Structured figure records
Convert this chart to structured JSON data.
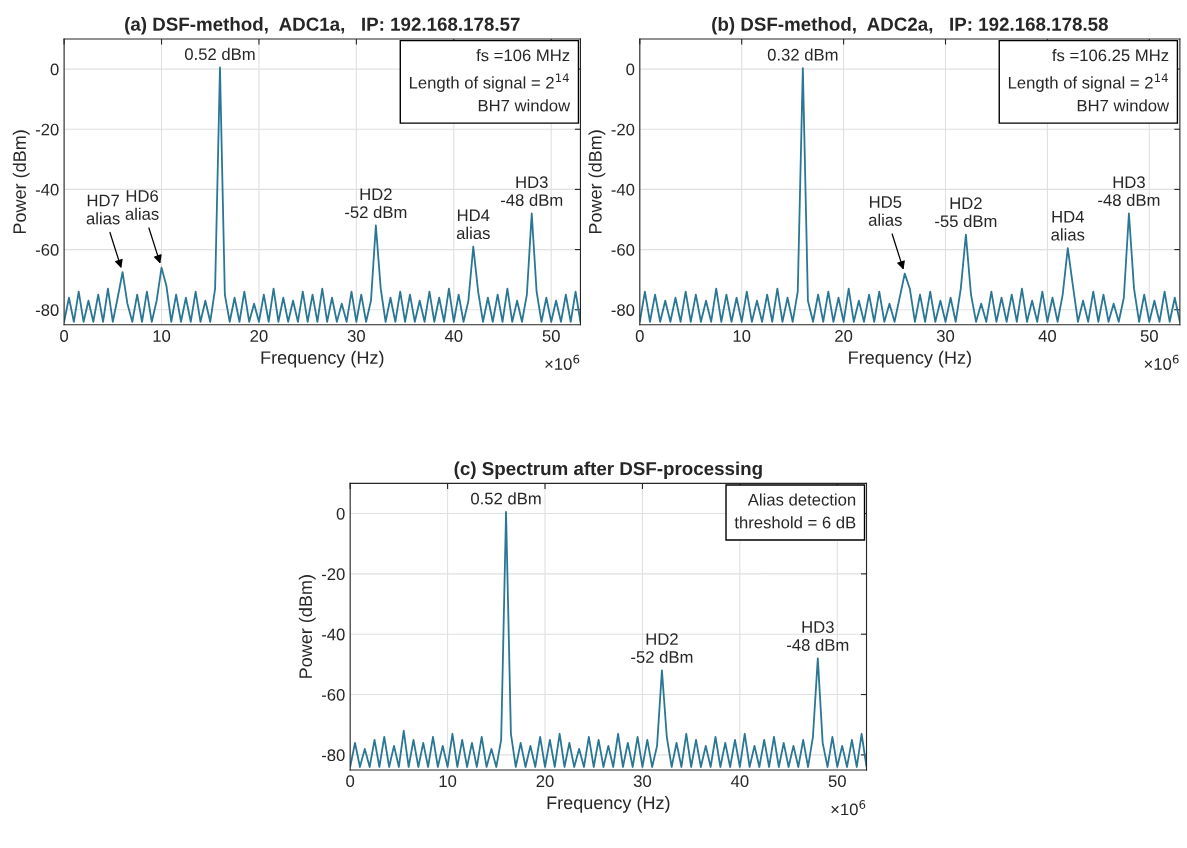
{
  "chart_data": [
    {
      "type": "line",
      "title": "(a) DSF-method,  ADC1a,   IP: 192.168.178.57",
      "xlabel": "Frequency (Hz)",
      "ylabel": "Power (dBm)",
      "grid": true,
      "x": [
        0,
        0.5,
        1,
        1.5,
        2,
        2.5,
        3,
        3.5,
        4,
        4.5,
        5,
        5.5,
        6,
        6.5,
        7,
        7.5,
        8,
        8.5,
        9,
        9.5,
        10,
        10.5,
        11,
        11.5,
        12,
        12.5,
        13,
        13.5,
        14,
        14.5,
        15,
        15.5,
        16,
        16.5,
        17,
        17.5,
        18,
        18.5,
        19,
        19.5,
        20,
        20.5,
        21,
        21.5,
        22,
        22.5,
        23,
        23.5,
        24,
        24.5,
        25,
        25.5,
        26,
        26.5,
        27,
        27.5,
        28,
        28.5,
        29,
        29.5,
        30,
        30.5,
        31,
        31.5,
        32,
        32.5,
        33,
        33.5,
        34,
        34.5,
        35,
        35.5,
        36,
        36.5,
        37,
        37.5,
        38,
        38.5,
        39,
        39.5,
        40,
        40.5,
        41,
        41.5,
        42,
        42.5,
        43,
        43.5,
        44,
        44.5,
        45,
        45.5,
        46,
        46.5,
        47,
        47.5,
        48,
        48.5,
        49,
        49.5,
        50,
        50.5,
        51,
        51.5,
        52,
        52.5,
        53
      ],
      "series": [
        {
          "color": "#2a7795",
          "values": [
            -84,
            -76,
            -84,
            -74,
            -84,
            -77,
            -84,
            -75,
            -84,
            -73,
            -84,
            -76,
            -67.5,
            -78,
            -84,
            -75,
            -84,
            -74,
            -84,
            -77,
            -66,
            -72,
            -84,
            -75,
            -84,
            -76,
            -84,
            -74,
            -84,
            -77,
            -84,
            -73,
            0.52,
            -75,
            -84,
            -76,
            -84,
            -74,
            -84,
            -78,
            -84,
            -75,
            -84,
            -73,
            -84,
            -76,
            -84,
            -77,
            -84,
            -74,
            -84,
            -75,
            -84,
            -73,
            -84,
            -76,
            -84,
            -78,
            -84,
            -74,
            -84,
            -75,
            -84,
            -77,
            -52,
            -73,
            -84,
            -76,
            -84,
            -74,
            -84,
            -75,
            -84,
            -77,
            -84,
            -74,
            -84,
            -76,
            -84,
            -73,
            -84,
            -75,
            -84,
            -77,
            -59,
            -74,
            -84,
            -76,
            -84,
            -75,
            -84,
            -73,
            -84,
            -77,
            -84,
            -75,
            -48,
            -74,
            -84,
            -76,
            -84,
            -77,
            -84,
            -75,
            -84,
            -74,
            -84
          ]
        }
      ],
      "xlim": [
        0,
        53
      ],
      "ylim": [
        -85,
        10
      ],
      "xticks": [
        0,
        10,
        20,
        30,
        40,
        50
      ],
      "yticks": [
        -80,
        -60,
        -40,
        -20,
        0
      ],
      "annotations": [
        "fs =106 MHz\nLength of signal = 2$^{14}$\nBH7 window",
        "×10$^{6}$",
        {
          "text": "0.52 dBm",
          "x": 16,
          "y": 0.52
        },
        {
          "text": "HD2\n-52 dBm",
          "x": 32,
          "y": -52
        },
        {
          "text": "HD3\n-48 dBm",
          "x": 48,
          "y": -48
        },
        {
          "text": "HD4\nalias",
          "x": 42,
          "y": -59
        },
        {
          "text": "HD7\nalias",
          "x": 6,
          "y": -67.5
        },
        {
          "text": "HD6\nalias",
          "x": 10,
          "y": -66
        }
      ]
    },
    {
      "type": "line",
      "title": "(b) DSF-method,  ADC2a,   IP: 192.168.178.58",
      "xlabel": "Frequency (Hz)",
      "ylabel": "Power (dBm)",
      "grid": true,
      "x": [
        0,
        0.5,
        1,
        1.5,
        2,
        2.5,
        3,
        3.5,
        4,
        4.5,
        5,
        5.5,
        6,
        6.5,
        7,
        7.5,
        8,
        8.5,
        9,
        9.5,
        10,
        10.5,
        11,
        11.5,
        12,
        12.5,
        13,
        13.5,
        14,
        14.5,
        15,
        15.5,
        16,
        16.5,
        17,
        17.5,
        18,
        18.5,
        19,
        19.5,
        20,
        20.5,
        21,
        21.5,
        22,
        22.5,
        23,
        23.5,
        24,
        24.5,
        25,
        25.5,
        26,
        26.5,
        27,
        27.5,
        28,
        28.5,
        29,
        29.5,
        30,
        30.5,
        31,
        31.5,
        32,
        32.5,
        33,
        33.5,
        34,
        34.5,
        35,
        35.5,
        36,
        36.5,
        37,
        37.5,
        38,
        38.5,
        39,
        39.5,
        40,
        40.5,
        41,
        41.5,
        42,
        42.5,
        43,
        43.5,
        44,
        44.5,
        45,
        45.5,
        46,
        46.5,
        47,
        47.5,
        48,
        48.5,
        49,
        49.5,
        50,
        50.5,
        51,
        51.5,
        52,
        52.5,
        53
      ],
      "series": [
        {
          "color": "#2a7795",
          "values": [
            -84,
            -74,
            -84,
            -75,
            -84,
            -77,
            -84,
            -76,
            -84,
            -74,
            -84,
            -75,
            -84,
            -77,
            -84,
            -73,
            -84,
            -75,
            -84,
            -76,
            -84,
            -74,
            -84,
            -77,
            -84,
            -75,
            -84,
            -73,
            -84,
            -76,
            -84,
            -74,
            0.32,
            -77,
            -84,
            -75,
            -84,
            -74,
            -84,
            -76,
            -84,
            -73,
            -84,
            -77,
            -84,
            -75,
            -84,
            -74,
            -84,
            -78,
            -84,
            -76,
            -68,
            -73,
            -84,
            -75,
            -84,
            -74,
            -84,
            -77,
            -84,
            -76,
            -84,
            -73,
            -55,
            -75,
            -84,
            -78,
            -84,
            -74,
            -84,
            -76,
            -84,
            -75,
            -84,
            -73,
            -84,
            -77,
            -84,
            -74,
            -84,
            -76,
            -84,
            -75,
            -59.5,
            -72,
            -84,
            -77,
            -84,
            -74,
            -84,
            -75,
            -84,
            -78,
            -84,
            -76,
            -48,
            -73,
            -84,
            -75,
            -84,
            -77,
            -84,
            -74,
            -84,
            -76,
            -84
          ]
        }
      ],
      "xlim": [
        0,
        53
      ],
      "ylim": [
        -85,
        10
      ],
      "xticks": [
        0,
        10,
        20,
        30,
        40,
        50
      ],
      "yticks": [
        -80,
        -60,
        -40,
        -20,
        0
      ],
      "annotations": [
        "fs =106.25 MHz\nLength of signal = 2$^{14}$\nBH7 window",
        "×10$^{6}$",
        {
          "text": "0.32 dBm",
          "x": 16,
          "y": 0.32
        },
        {
          "text": "HD2\n-55 dBm",
          "x": 32,
          "y": -55
        },
        {
          "text": "HD3\n-48 dBm",
          "x": 48,
          "y": -48
        },
        {
          "text": "HD4\nalias",
          "x": 42,
          "y": -59.5
        },
        {
          "text": "HD5\nalias",
          "x": 26,
          "y": -68
        }
      ]
    },
    {
      "type": "line",
      "title": "(c) Spectrum after DSF-processing",
      "xlabel": "Frequency (Hz)",
      "ylabel": "Power (dBm)",
      "grid": true,
      "x": [
        0,
        0.5,
        1,
        1.5,
        2,
        2.5,
        3,
        3.5,
        4,
        4.5,
        5,
        5.5,
        6,
        6.5,
        7,
        7.5,
        8,
        8.5,
        9,
        9.5,
        10,
        10.5,
        11,
        11.5,
        12,
        12.5,
        13,
        13.5,
        14,
        14.5,
        15,
        15.5,
        16,
        16.5,
        17,
        17.5,
        18,
        18.5,
        19,
        19.5,
        20,
        20.5,
        21,
        21.5,
        22,
        22.5,
        23,
        23.5,
        24,
        24.5,
        25,
        25.5,
        26,
        26.5,
        27,
        27.5,
        28,
        28.5,
        29,
        29.5,
        30,
        30.5,
        31,
        31.5,
        32,
        32.5,
        33,
        33.5,
        34,
        34.5,
        35,
        35.5,
        36,
        36.5,
        37,
        37.5,
        38,
        38.5,
        39,
        39.5,
        40,
        40.5,
        41,
        41.5,
        42,
        42.5,
        43,
        43.5,
        44,
        44.5,
        45,
        45.5,
        46,
        46.5,
        47,
        47.5,
        48,
        48.5,
        49,
        49.5,
        50,
        50.5,
        51,
        51.5,
        52,
        52.5,
        53
      ],
      "series": [
        {
          "color": "#2a7795",
          "values": [
            -84,
            -76,
            -84,
            -78,
            -84,
            -75,
            -84,
            -74,
            -84,
            -77,
            -84,
            -72,
            -84,
            -75,
            -84,
            -76,
            -84,
            -74,
            -84,
            -77,
            -84,
            -73,
            -84,
            -75,
            -84,
            -76,
            -84,
            -74,
            -84,
            -78,
            -84,
            -75,
            0.52,
            -73,
            -84,
            -76,
            -84,
            -77,
            -84,
            -74,
            -84,
            -75,
            -84,
            -73,
            -84,
            -76,
            -84,
            -78,
            -84,
            -74,
            -84,
            -75,
            -84,
            -77,
            -84,
            -73,
            -84,
            -76,
            -84,
            -74,
            -84,
            -75,
            -84,
            -77,
            -52,
            -74,
            -84,
            -76,
            -84,
            -73,
            -84,
            -75,
            -84,
            -77,
            -84,
            -74,
            -84,
            -76,
            -84,
            -75,
            -84,
            -73,
            -84,
            -77,
            -84,
            -75,
            -84,
            -74,
            -84,
            -76,
            -84,
            -77,
            -84,
            -75,
            -84,
            -74,
            -48,
            -76,
            -84,
            -74,
            -84,
            -77,
            -84,
            -75,
            -84,
            -73,
            -84
          ]
        }
      ],
      "xlim": [
        0,
        53
      ],
      "ylim": [
        -85,
        10
      ],
      "xticks": [
        0,
        10,
        20,
        30,
        40,
        50
      ],
      "yticks": [
        -80,
        -60,
        -40,
        -20,
        0
      ],
      "annotations": [
        "Alias detection\nthreshold = 6 dB",
        "×10$^{6}$",
        {
          "text": "0.52 dBm",
          "x": 16,
          "y": 0.52
        },
        {
          "text": "HD2\n-52 dBm",
          "x": 32,
          "y": -52
        },
        {
          "text": "HD3\n-48 dBm",
          "x": 48,
          "y": -48
        }
      ]
    }
  ]
}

* [The exercise]
Pull out every line of the records that includes the string "nLength".

* [Result for this task]
        "fs =106 MHz\nLength of signal = 2$^{14}$\nBH7 window",
        "fs =106.25 MHz\nLength of signal = 2$^{14}$\nBH7 window",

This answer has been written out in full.